*EXERCISE OBJECTIVE*.
In the entries below, find the lines with the word "median" and copy them.

*TASK INPUT*.

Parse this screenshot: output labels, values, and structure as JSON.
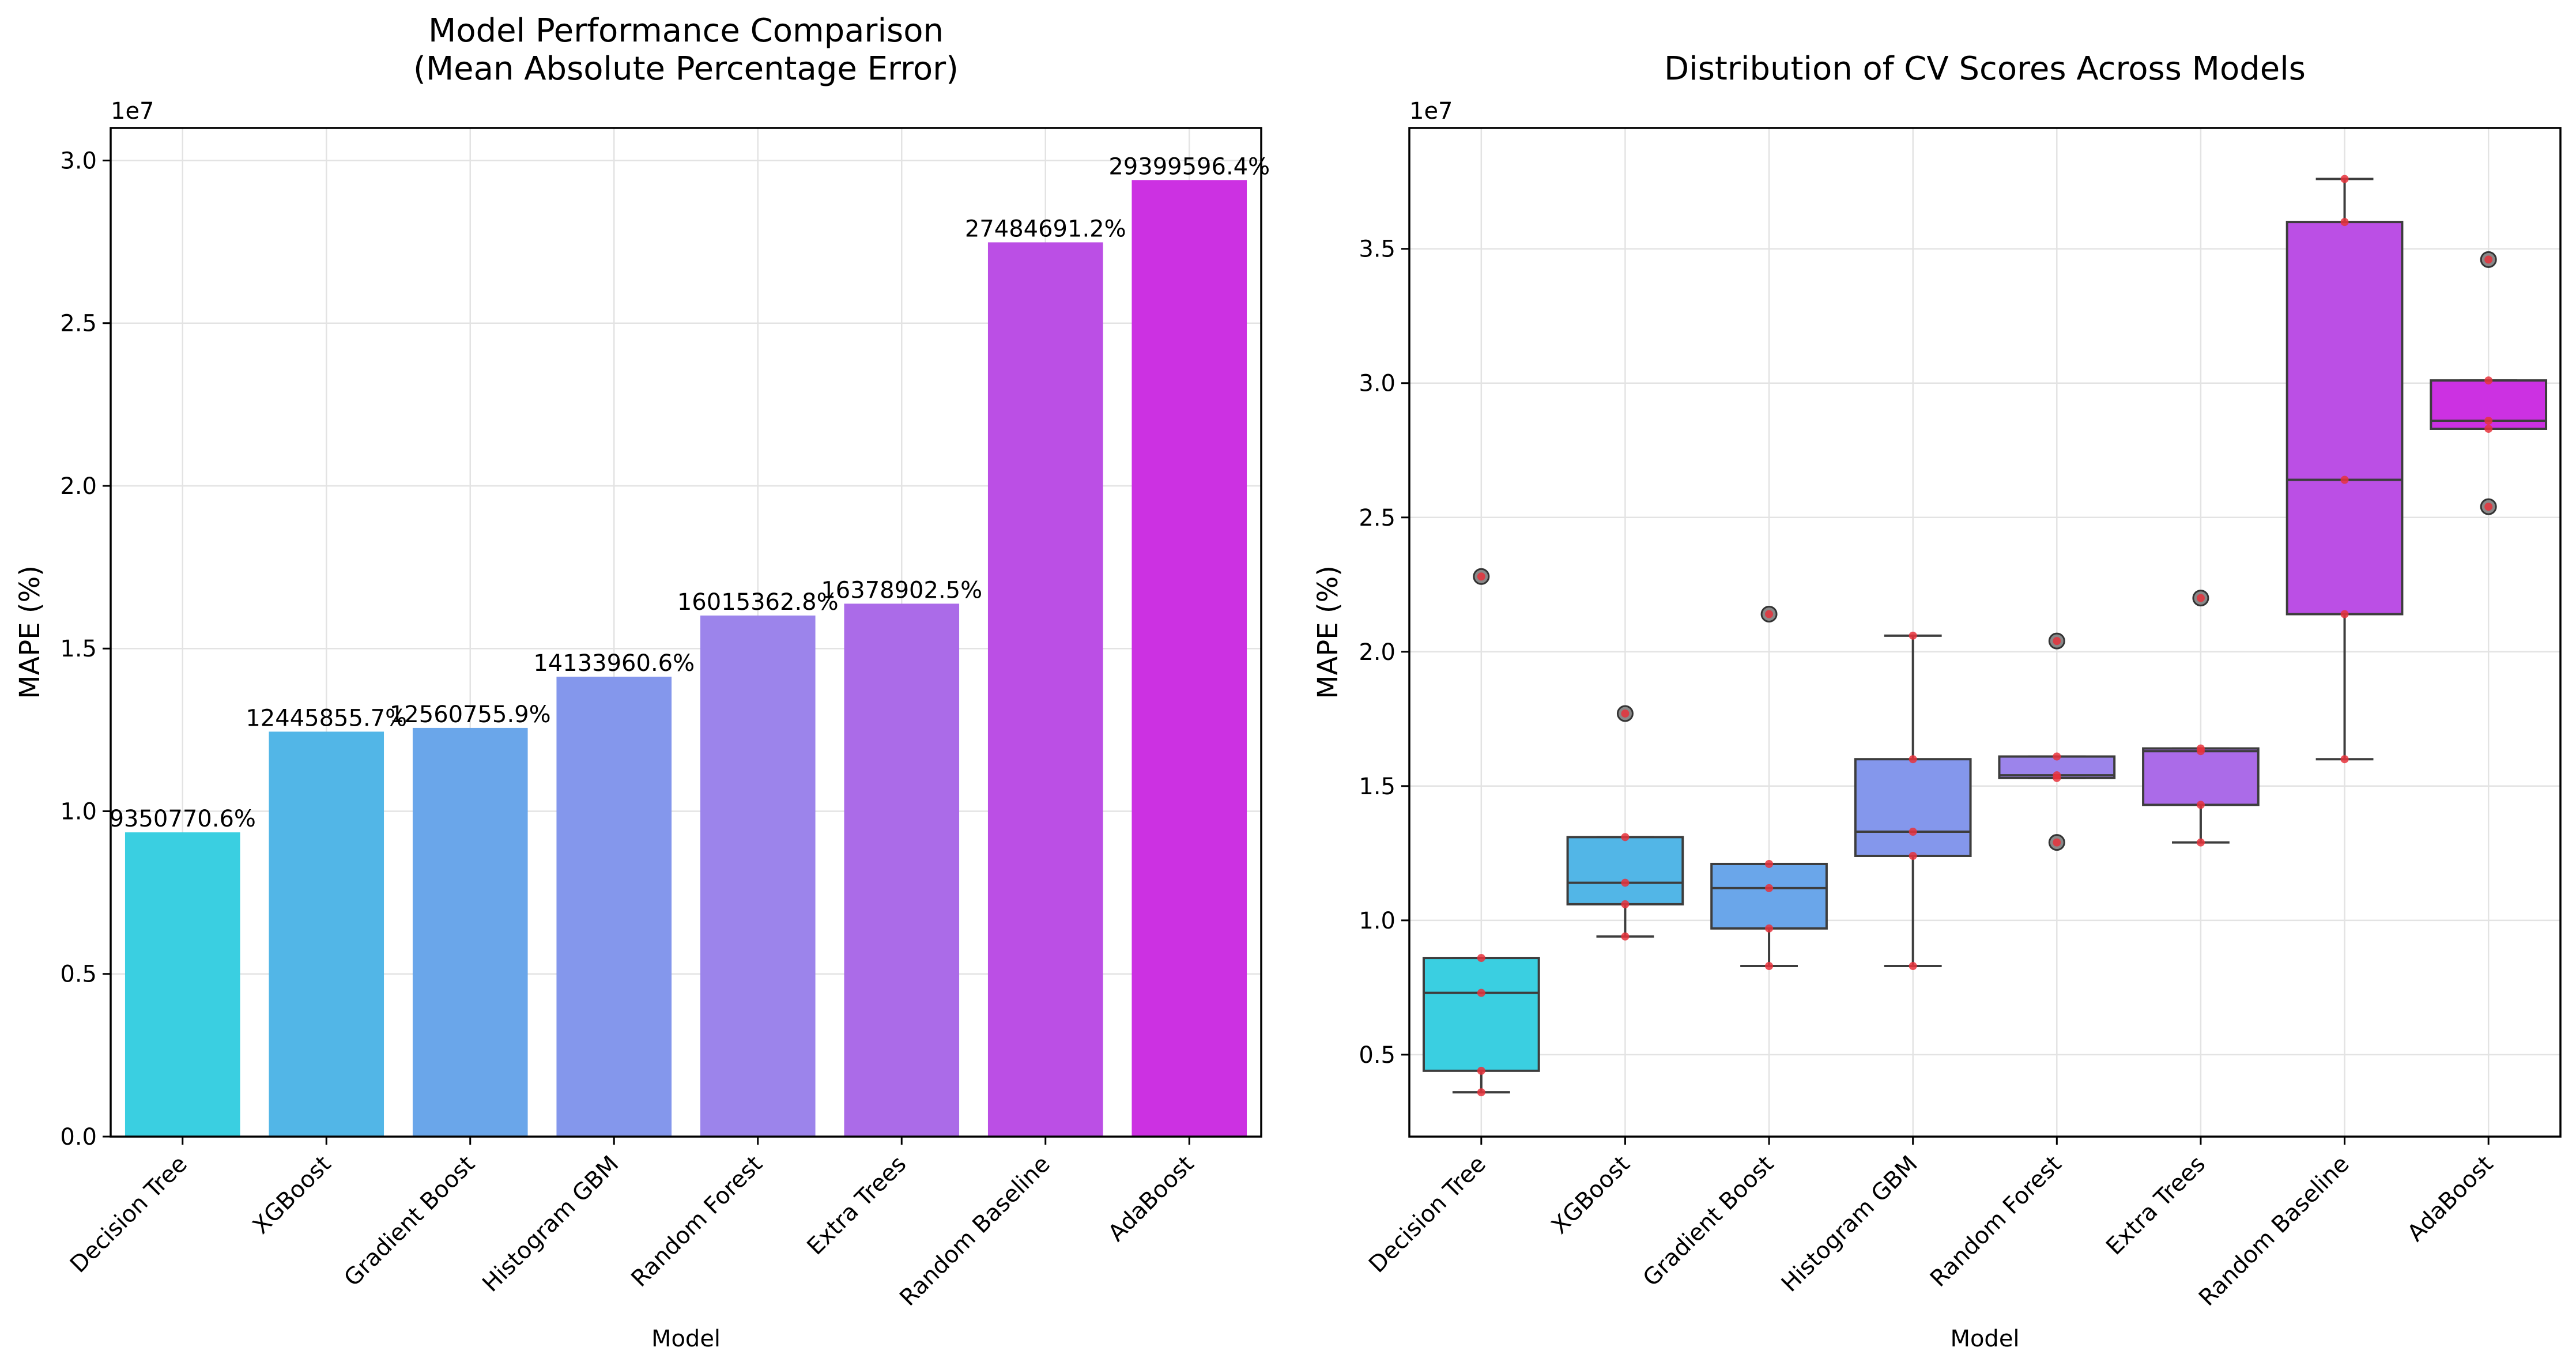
{
  "chart_data": [
    {
      "type": "bar",
      "title": "Model Performance Comparison\n(Mean Absolute Percentage Error)",
      "xlabel": "Model",
      "ylabel": "MAPE (%)",
      "y_offset_label": "1e7",
      "ylim": [
        0,
        31000000
      ],
      "yticks": [
        0,
        5000000,
        10000000,
        15000000,
        20000000,
        25000000,
        30000000
      ],
      "ytick_labels": [
        "0.0",
        "0.5",
        "1.0",
        "1.5",
        "2.0",
        "2.5",
        "3.0"
      ],
      "categories": [
        "Decision Tree",
        "XGBoost",
        "Gradient Boost",
        "Histogram GBM",
        "Random Forest",
        "Extra Trees",
        "Random Baseline",
        "AdaBoost"
      ],
      "values": [
        9350770.6,
        12445855.7,
        12560755.9,
        14133960.6,
        16015362.8,
        16378902.5,
        27484691.2,
        29399596.4
      ],
      "data_labels": [
        "9350770.6%",
        "12445855.7%",
        "12560755.9%",
        "14133960.6%",
        "16015362.8%",
        "16378902.5%",
        "27484691.2%",
        "29399596.4%"
      ],
      "colors": [
        "#3acfe1",
        "#52b6e7",
        "#6aa6ea",
        "#8497ec",
        "#9c84eb",
        "#ab6be8",
        "#bb4fe5",
        "#cc31e2"
      ],
      "grid": true
    },
    {
      "type": "box",
      "title": "Distribution of CV Scores Across Models",
      "xlabel": "Model",
      "ylabel": "MAPE (%)",
      "y_offset_label": "1e7",
      "ylim": [
        1950000,
        39500000
      ],
      "yticks": [
        5000000,
        10000000,
        15000000,
        20000000,
        25000000,
        30000000,
        35000000
      ],
      "ytick_labels": [
        "0.5",
        "1.0",
        "1.5",
        "2.0",
        "2.5",
        "3.0",
        "3.5"
      ],
      "categories": [
        "Decision Tree",
        "XGBoost",
        "Gradient Boost",
        "Histogram GBM",
        "Random Forest",
        "Extra Trees",
        "Random Baseline",
        "AdaBoost"
      ],
      "colors": [
        "#3acfe1",
        "#52b6e7",
        "#6aa6ea",
        "#8497ec",
        "#9c84eb",
        "#ab6be8",
        "#bb4fe5",
        "#cc31e2"
      ],
      "boxes": [
        {
          "q1": 4400000,
          "median": 7300000,
          "q3": 8600000,
          "whisker_low": 3600000,
          "whisker_high": 8600000,
          "outliers": [
            22800000
          ]
        },
        {
          "q1": 10600000,
          "median": 11400000,
          "q3": 13100000,
          "whisker_low": 9400000,
          "whisker_high": 13100000,
          "outliers": [
            17700000
          ]
        },
        {
          "q1": 9700000,
          "median": 11200000,
          "q3": 12100000,
          "whisker_low": 8300000,
          "whisker_high": 12100000,
          "outliers": [
            21400000
          ]
        },
        {
          "q1": 12400000,
          "median": 13300000,
          "q3": 16000000,
          "whisker_low": 8300000,
          "whisker_high": 20600000,
          "outliers": []
        },
        {
          "q1": 15300000,
          "median": 15400000,
          "q3": 16100000,
          "whisker_low": 15300000,
          "whisker_high": 16100000,
          "outliers": [
            12900000,
            20400000
          ]
        },
        {
          "q1": 14300000,
          "median": 16300000,
          "q3": 16400000,
          "whisker_low": 12900000,
          "whisker_high": 16400000,
          "outliers": [
            22000000
          ]
        },
        {
          "q1": 21400000,
          "median": 26400000,
          "q3": 36000000,
          "whisker_low": 16000000,
          "whisker_high": 37600000,
          "outliers": []
        },
        {
          "q1": 28300000,
          "median": 28600000,
          "q3": 30100000,
          "whisker_low": 28300000,
          "whisker_high": 30100000,
          "outliers": [
            25400000,
            34600000
          ]
        }
      ],
      "points": [
        [
          3600000,
          4400000,
          7300000,
          8600000,
          22800000
        ],
        [
          9400000,
          10600000,
          11400000,
          13100000,
          17700000
        ],
        [
          8300000,
          9700000,
          11200000,
          12100000,
          21400000
        ],
        [
          8300000,
          12400000,
          13300000,
          16000000,
          20600000
        ],
        [
          12900000,
          15300000,
          15400000,
          16100000,
          20400000
        ],
        [
          12900000,
          14300000,
          16300000,
          16400000,
          22000000
        ],
        [
          16000000,
          21400000,
          26400000,
          36000000,
          37600000
        ],
        [
          25400000,
          28300000,
          28600000,
          30100000,
          34600000
        ]
      ],
      "grid": true
    }
  ]
}
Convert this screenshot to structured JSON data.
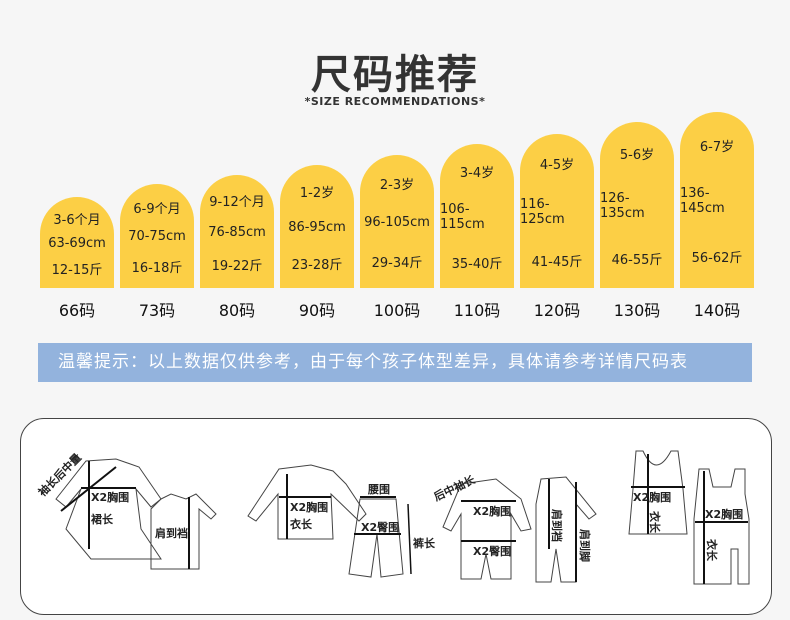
{
  "header": {
    "title": "尺码推荐",
    "subtitle": "*SIZE RECOMMENDATIONS*"
  },
  "colors": {
    "accent": "#fccf45",
    "notice_bg": "#93b3dd"
  },
  "sizes": [
    {
      "age": "3-6个月",
      "height": "63-69cm",
      "weight": "12-15斤",
      "code": "66码"
    },
    {
      "age": "6-9个月",
      "height": "70-75cm",
      "weight": "16-18斤",
      "code": "73码"
    },
    {
      "age": "9-12个月",
      "height": "76-85cm",
      "weight": "19-22斤",
      "code": "80码"
    },
    {
      "age": "1-2岁",
      "height": "86-95cm",
      "weight": "23-28斤",
      "code": "90码"
    },
    {
      "age": "2-3岁",
      "height": "96-105cm",
      "weight": "29-34斤",
      "code": "100码"
    },
    {
      "age": "3-4岁",
      "height": "106-115cm",
      "weight": "35-40斤",
      "code": "110码"
    },
    {
      "age": "4-5岁",
      "height": "116-125cm",
      "weight": "41-45斤",
      "code": "120码"
    },
    {
      "age": "5-6岁",
      "height": "126-135cm",
      "weight": "46-55斤",
      "code": "130码"
    },
    {
      "age": "6-7岁",
      "height": "136-145cm",
      "weight": "56-62斤",
      "code": "140码"
    }
  ],
  "notice": "温馨提示：以上数据仅供参考，由于每个孩子体型差异，具体请参考详情尺码表",
  "diagram_labels": {
    "sleeve": "袖长后中量",
    "chest": "X2胸围",
    "skirt_len": "裙长",
    "shoulder_crotch": "肩到裆",
    "body_len": "衣长",
    "waist": "腰围",
    "hip": "X2臀围",
    "pants_len": "裤长",
    "back_sleeve": "后中袖长",
    "shoulder_foot": "肩到脚"
  }
}
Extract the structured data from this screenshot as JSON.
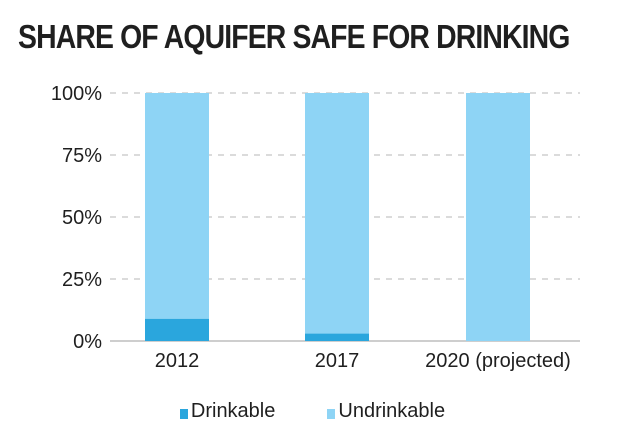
{
  "chart_data": {
    "type": "bar",
    "stacked": true,
    "title": "SHARE OF AQUIFER SAFE FOR DRINKING",
    "categories": [
      "2012",
      "2017",
      "2020 (projected)"
    ],
    "series": [
      {
        "name": "Drinkable",
        "color": "#2aa6dd",
        "values": [
          9,
          3,
          0
        ]
      },
      {
        "name": "Undrinkable",
        "color": "#8ed4f5",
        "values": [
          91,
          97,
          100
        ]
      }
    ],
    "yticks": [
      "0%",
      "25%",
      "50%",
      "75%",
      "100%"
    ],
    "ylim": [
      0,
      100
    ],
    "grid": true,
    "legend_position": "bottom"
  }
}
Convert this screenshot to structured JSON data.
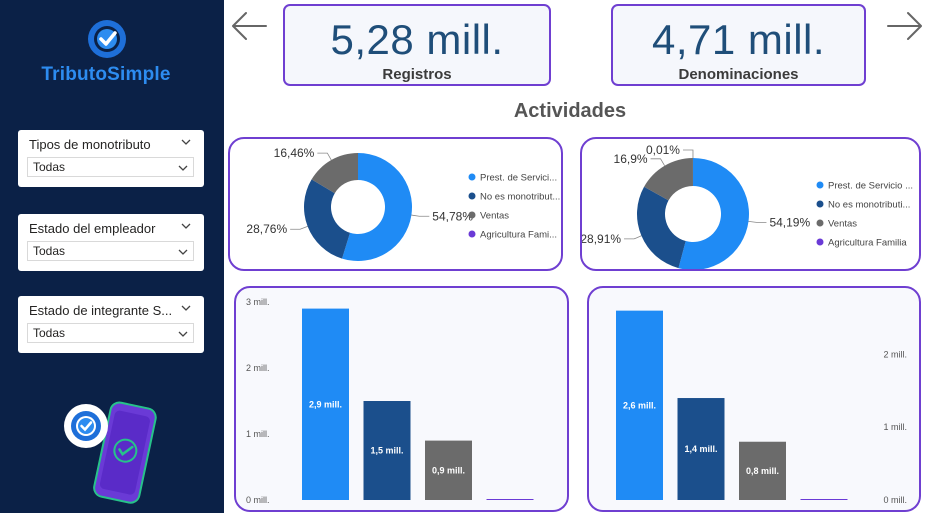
{
  "brand": {
    "name_part1": "Tributo",
    "name_part2": "Simple"
  },
  "filters": [
    {
      "title": "Tipos de monotributo",
      "value": "Todas"
    },
    {
      "title": "Estado del empleador",
      "value": "Todas"
    },
    {
      "title": "Estado de integrante S...",
      "value": "Todas"
    }
  ],
  "kpis": [
    {
      "value": "5,28 mill.",
      "label": "Registros"
    },
    {
      "value": "4,71 mill.",
      "label": "Denominaciones"
    }
  ],
  "section_title": "Actividades",
  "colors": {
    "sidebar": "#0b2147",
    "accent": "#6f3fd1",
    "kpi_text": "#1f4e79",
    "series": [
      "#1f8bf5",
      "#1b4f8c",
      "#6b6b6b",
      "#6a3ad6"
    ]
  },
  "chart_data": [
    {
      "type": "pie",
      "donut": true,
      "labels": [
        "Prest. de Servici...",
        "No es monotribut...",
        "Ventas",
        "Agricultura Fami..."
      ],
      "values": [
        54.78,
        28.76,
        16.46,
        0.0
      ],
      "value_labels": [
        "54,78%",
        "28,76%",
        "16,46%",
        ""
      ],
      "legend_position": "right"
    },
    {
      "type": "pie",
      "donut": true,
      "labels": [
        "Prest. de Servicio ...",
        "No es monotributi...",
        "Ventas",
        "Agricultura Familia"
      ],
      "values": [
        54.19,
        28.91,
        16.9,
        0.01
      ],
      "value_labels": [
        "54,19%",
        "28,91%",
        "16,9%",
        "0,01%"
      ],
      "legend_position": "right"
    },
    {
      "type": "bar",
      "categories": [
        "Prest. de Servicios",
        "No es monotributista",
        "Ventas",
        "Agricultura Familiar"
      ],
      "values": [
        2.9,
        1.5,
        0.9,
        0.01
      ],
      "data_labels": [
        "2,9 mill.",
        "1,5 mill.",
        "0,9 mill.",
        ""
      ],
      "ylim": [
        0,
        3.0
      ],
      "y_ticks": [
        0,
        1,
        2,
        3
      ],
      "y_tick_labels": [
        "0 mill.",
        "1 mill.",
        "2 mill.",
        "3 mill."
      ],
      "y_axis_side": "left",
      "grid": false
    },
    {
      "type": "bar",
      "categories": [
        "Prest. de Servicios",
        "No es monotributista",
        "Ventas",
        "Agricultura Familiar"
      ],
      "values": [
        2.6,
        1.4,
        0.8,
        0.01
      ],
      "data_labels": [
        "2,6 mill.",
        "1,4 mill.",
        "0,8 mill.",
        ""
      ],
      "ylim": [
        0,
        2.65
      ],
      "y_ticks": [
        0,
        1,
        2
      ],
      "y_tick_labels": [
        "0 mill.",
        "1 mill.",
        "2 mill."
      ],
      "y_axis_side": "right",
      "grid": false
    }
  ]
}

*SOLUTION BELOW*.
          "median": 7300000,
          "median": 11400000,
          "median": 11200000,
          "median": 13300000,
          "median": 15400000,
          "median": 16300000,
          "median": 26400000,
          "median": 28600000,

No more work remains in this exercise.